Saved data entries
***

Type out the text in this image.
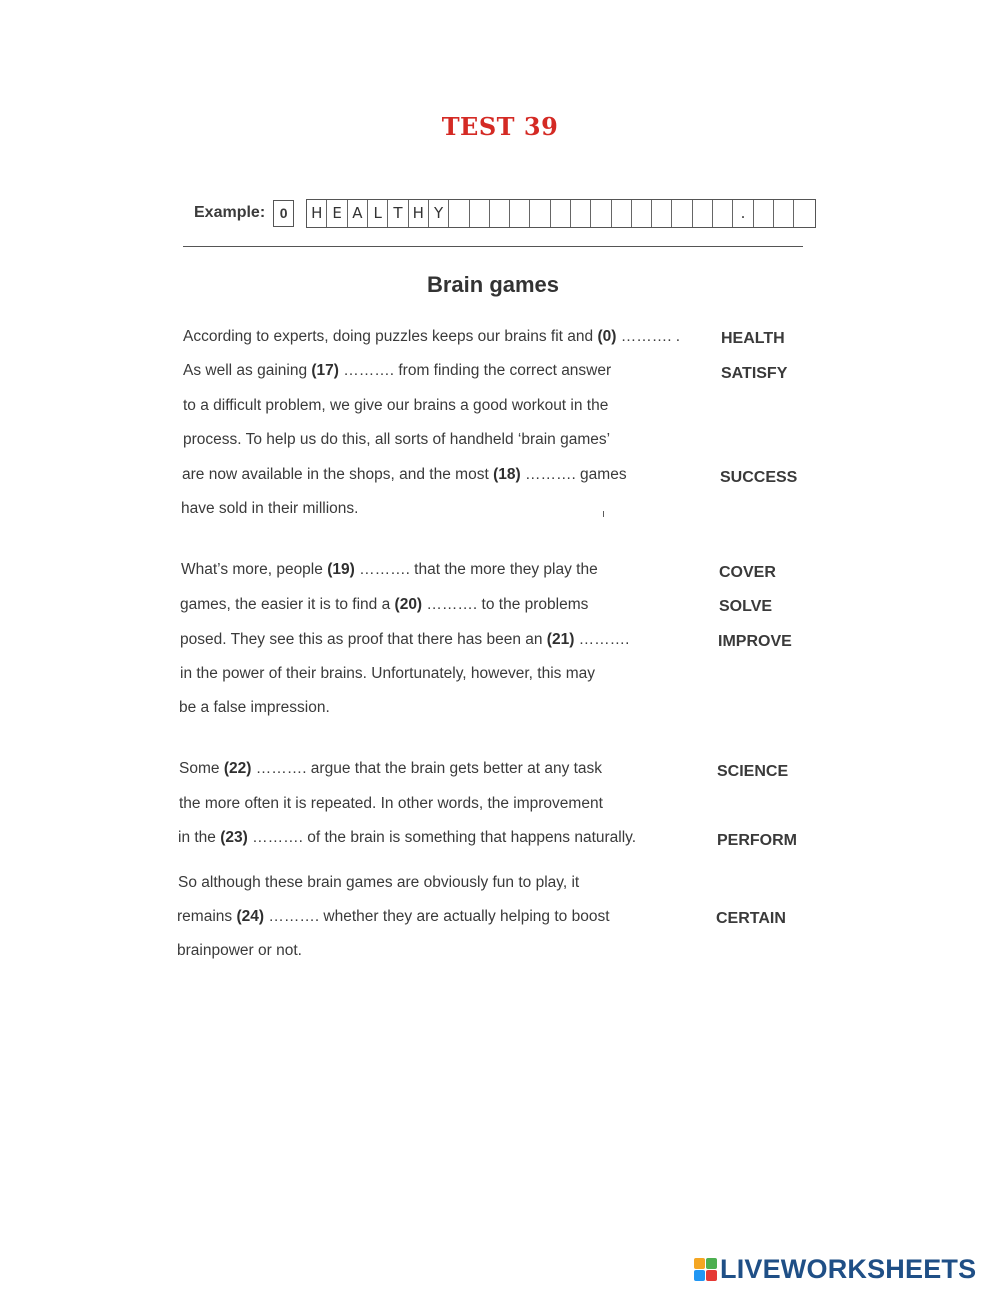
TEST 39
Example:	0	H E A L T H Y	.
Brain games
According to experts, doing puzzles keeps our brains fit and (0) ………. .
As well as gaining (17) ………. from finding the correct answer
to a difficult problem, we give our brains a good workout in the
process. To help us do this, all sorts of handheld ‘brain games’
are now available in the shops, and the most (18) ………. games
have sold in their millions.
What’s more, people (19) ………. that the more they play the
games, the easier it is to find a (20) ………. to the problems
posed. They see this as proof that there has been an (21) ……….
in the power of their brains. Unfortunately, however, this may
be a false impression.
Some (22) ………. argue that the brain gets better at any task
the more often it is repeated. In other words, the improvement
in the (23) ………. of the brain is something that happens naturally.
So although these brain games are obviously fun to play, it
remains (24) ………. whether they are actually helping to boost
brainpower or not.
HEALTH
SATISFY
SUCCESS
COVER
SOLVE
IMPROVE
SCIENCE
PERFORM
CERTAIN
ı
LIVEWORKSHEETS
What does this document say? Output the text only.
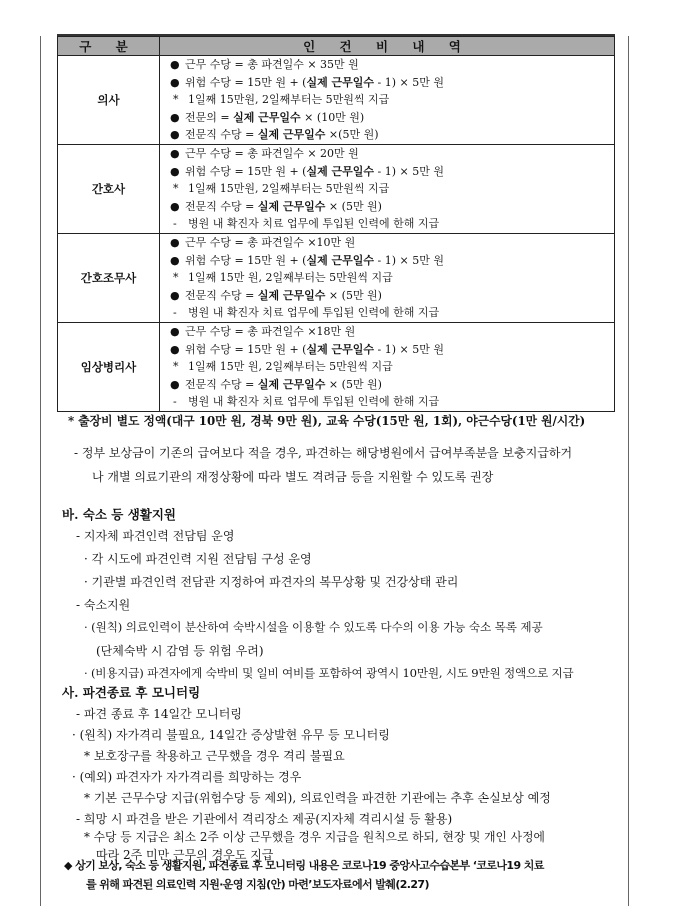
구 분	인 건 비 내 역
의사	● 근무 수당 = 총 파견일수 × 35만 원
● 위험 수당 = 15만 원 + (실제 근무일수 - 1) × 5만 원
* 1일째 15만원, 2일째부터는 5만원씩 지급
● 전문의 = 실제 근무일수 × (10만 원)
● 전문직 수당 = 실제 근무일수 ×(5만 원)

간호사	● 근무 수당 = 총 파견일수 × 20만 원
● 위험 수당 = 15만 원 + (실제 근무일수 - 1) × 5만 원
* 1일째 15만원, 2일째부터는 5만원씩 지급
● 전문직 수당 = 실제 근무일수 × (5만 원)
- 병원 내 확진자 치료 업무에 투입된 인력에 한해 지급

간호조무사	● 근무 수당 = 총 파견일수 ×10만 원
● 위험 수당 = 15만 원 + (실제 근무일수 - 1) × 5만 원
* 1일째 15만 원, 2일째부터는 5만원씩 지급
● 전문직 수당 = 실제 근무일수 × (5만 원)
- 병원 내 확진자 치료 업무에 투입된 인력에 한해 지급

임상병리사	● 근무 수당 = 총 파견일수 ×18만 원
● 위험 수당 = 15만 원 + (실제 근무일수 - 1) × 5만 원
* 1일째 15만 원, 2일째부터는 5만원씩 지급
● 전문직 수당 = 실제 근무일수 × (5만 원)
- 병원 내 확진자 치료 업무에 투입된 인력에 한해 지급
* 출장비 별도 정액(대구 10만 원, 경북 9만 원), 교육 수당(15만 원, 1회), 야근수당(1만 원/시간)
- 정부 보상금이 기존의 급여보다 적을 경우, 파견하는 해당병원에서 급여부족분을 보충지급하거
나 개별 의료기관의 재정상황에 따라 별도 격려금 등을 지원할 수 있도록 권장
바. 숙소 등 생활지원
- 지자체 파견인력 전담팀 운영
· 각 시도에 파견인력 지원 전담팀 구성 운영
· 기관별 파견인력 전담관 지정하여 파견자의 복무상황 및 건강상태 관리
- 숙소지원
· (원칙) 의료인력이 분산하여 숙박시설을 이용할 수 있도록 다수의 이용 가능 숙소 목록 제공
(단체숙박 시 감염 등 위험 우려)
· (비용지급) 파견자에게 숙박비 및 일비 여비를 포함하여 광역시 10만원, 시도 9만원 정액으로 지급
사. 파견종료 후 모니터링
- 파견 종료 후 14일간 모니터링
· (원칙) 자가격리 불필요, 14일간 증상발현 유무 등 모니터링
* 보호장구를 착용하고 근무했을 경우 격리 불필요
· (예외) 파견자가 자가격리를 희망하는 경우
* 기본 근무수당 지급(위험수당 등 제외), 의료인력을 파견한 기관에는 추후 손실보상 예정
- 희망 시 파견을 받은 기관에서 격리장소 제공(지자체 격리시설 등 활용)
* 수당 등 지급은 최소 2주 이상 근무했을 경우 지급을 원칙으로 하되, 현장 및 개인 사정에
따라 2주 미만 근무의 경우도 지급
◆ 상기 보상, 숙소 등 생활지원, 파견종료 후 모니터링 내용은 코로나19 중앙사고수습본부 ‘코로나19 치료
를 위해 파견된 의료인력 지원·운영 지침(안) 마련’보도자료에서 발췌(2.27)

***

**What is being asked**
Reproduce every line of the listing above in which the string "근무했을" appears.

**Result for this exercise**
* 보호장구를 착용하고 근무했을 경우 격리 불필요
* 수당 등 지급은 최소 2주 이상 근무했을 경우 지급을 원칙으로 하되, 현장 및 개인 사정에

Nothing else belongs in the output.